** Given request **
Set down all of the entries word for word, omitting the images they contain.

** Material for the task **
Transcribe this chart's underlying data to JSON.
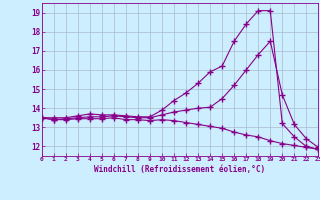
{
  "xlabel": "Windchill (Refroidissement éolien,°C)",
  "x_values": [
    0,
    1,
    2,
    3,
    4,
    5,
    6,
    7,
    8,
    9,
    10,
    11,
    12,
    13,
    14,
    15,
    16,
    17,
    18,
    19,
    20,
    21,
    22,
    23
  ],
  "line1_y": [
    13.5,
    13.5,
    13.5,
    13.6,
    13.7,
    13.65,
    13.65,
    13.6,
    13.55,
    13.55,
    13.9,
    14.4,
    14.8,
    15.3,
    15.9,
    16.2,
    17.5,
    18.4,
    19.1,
    19.1,
    13.2,
    12.5,
    12.0,
    11.85
  ],
  "line2_y": [
    13.5,
    13.4,
    13.45,
    13.5,
    13.55,
    13.55,
    13.6,
    13.55,
    13.5,
    13.5,
    13.65,
    13.8,
    13.9,
    14.0,
    14.05,
    14.5,
    15.2,
    16.0,
    16.8,
    17.5,
    14.7,
    13.15,
    12.4,
    11.95
  ],
  "line3_y": [
    13.5,
    13.4,
    13.4,
    13.45,
    13.45,
    13.45,
    13.5,
    13.4,
    13.4,
    13.35,
    13.4,
    13.35,
    13.25,
    13.15,
    13.05,
    12.95,
    12.75,
    12.6,
    12.5,
    12.3,
    12.15,
    12.05,
    11.95,
    11.85
  ],
  "line_color": "#880088",
  "bg_color": "#cceeff",
  "grid_color": "#aabbcc",
  "ylim": [
    11.5,
    19.5
  ],
  "yticks": [
    12,
    13,
    14,
    15,
    16,
    17,
    18,
    19
  ],
  "xlim": [
    0,
    23
  ],
  "xticks": [
    0,
    1,
    2,
    3,
    4,
    5,
    6,
    7,
    8,
    9,
    10,
    11,
    12,
    13,
    14,
    15,
    16,
    17,
    18,
    19,
    20,
    21,
    22,
    23
  ]
}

** Reply to the task **
Transcribe this chart's underlying data to JSON.
{
  "xlabel": "Windchill (Refroidissement éolien,°C)",
  "x_values": [
    0,
    1,
    2,
    3,
    4,
    5,
    6,
    7,
    8,
    9,
    10,
    11,
    12,
    13,
    14,
    15,
    16,
    17,
    18,
    19,
    20,
    21,
    22,
    23
  ],
  "line1_y": [
    13.5,
    13.5,
    13.5,
    13.6,
    13.7,
    13.65,
    13.65,
    13.6,
    13.55,
    13.55,
    13.9,
    14.4,
    14.8,
    15.3,
    15.9,
    16.2,
    17.5,
    18.4,
    19.1,
    19.1,
    13.2,
    12.5,
    12.0,
    11.85
  ],
  "line2_y": [
    13.5,
    13.4,
    13.45,
    13.5,
    13.55,
    13.55,
    13.6,
    13.55,
    13.5,
    13.5,
    13.65,
    13.8,
    13.9,
    14.0,
    14.05,
    14.5,
    15.2,
    16.0,
    16.8,
    17.5,
    14.7,
    13.15,
    12.4,
    11.95
  ],
  "line3_y": [
    13.5,
    13.4,
    13.4,
    13.45,
    13.45,
    13.45,
    13.5,
    13.4,
    13.4,
    13.35,
    13.4,
    13.35,
    13.25,
    13.15,
    13.05,
    12.95,
    12.75,
    12.6,
    12.5,
    12.3,
    12.15,
    12.05,
    11.95,
    11.85
  ],
  "line_color": "#880088",
  "bg_color": "#cceeff",
  "grid_color": "#aabbcc",
  "ylim": [
    11.5,
    19.5
  ],
  "yticks": [
    12,
    13,
    14,
    15,
    16,
    17,
    18,
    19
  ],
  "xlim": [
    0,
    23
  ],
  "xticks": [
    0,
    1,
    2,
    3,
    4,
    5,
    6,
    7,
    8,
    9,
    10,
    11,
    12,
    13,
    14,
    15,
    16,
    17,
    18,
    19,
    20,
    21,
    22,
    23
  ]
}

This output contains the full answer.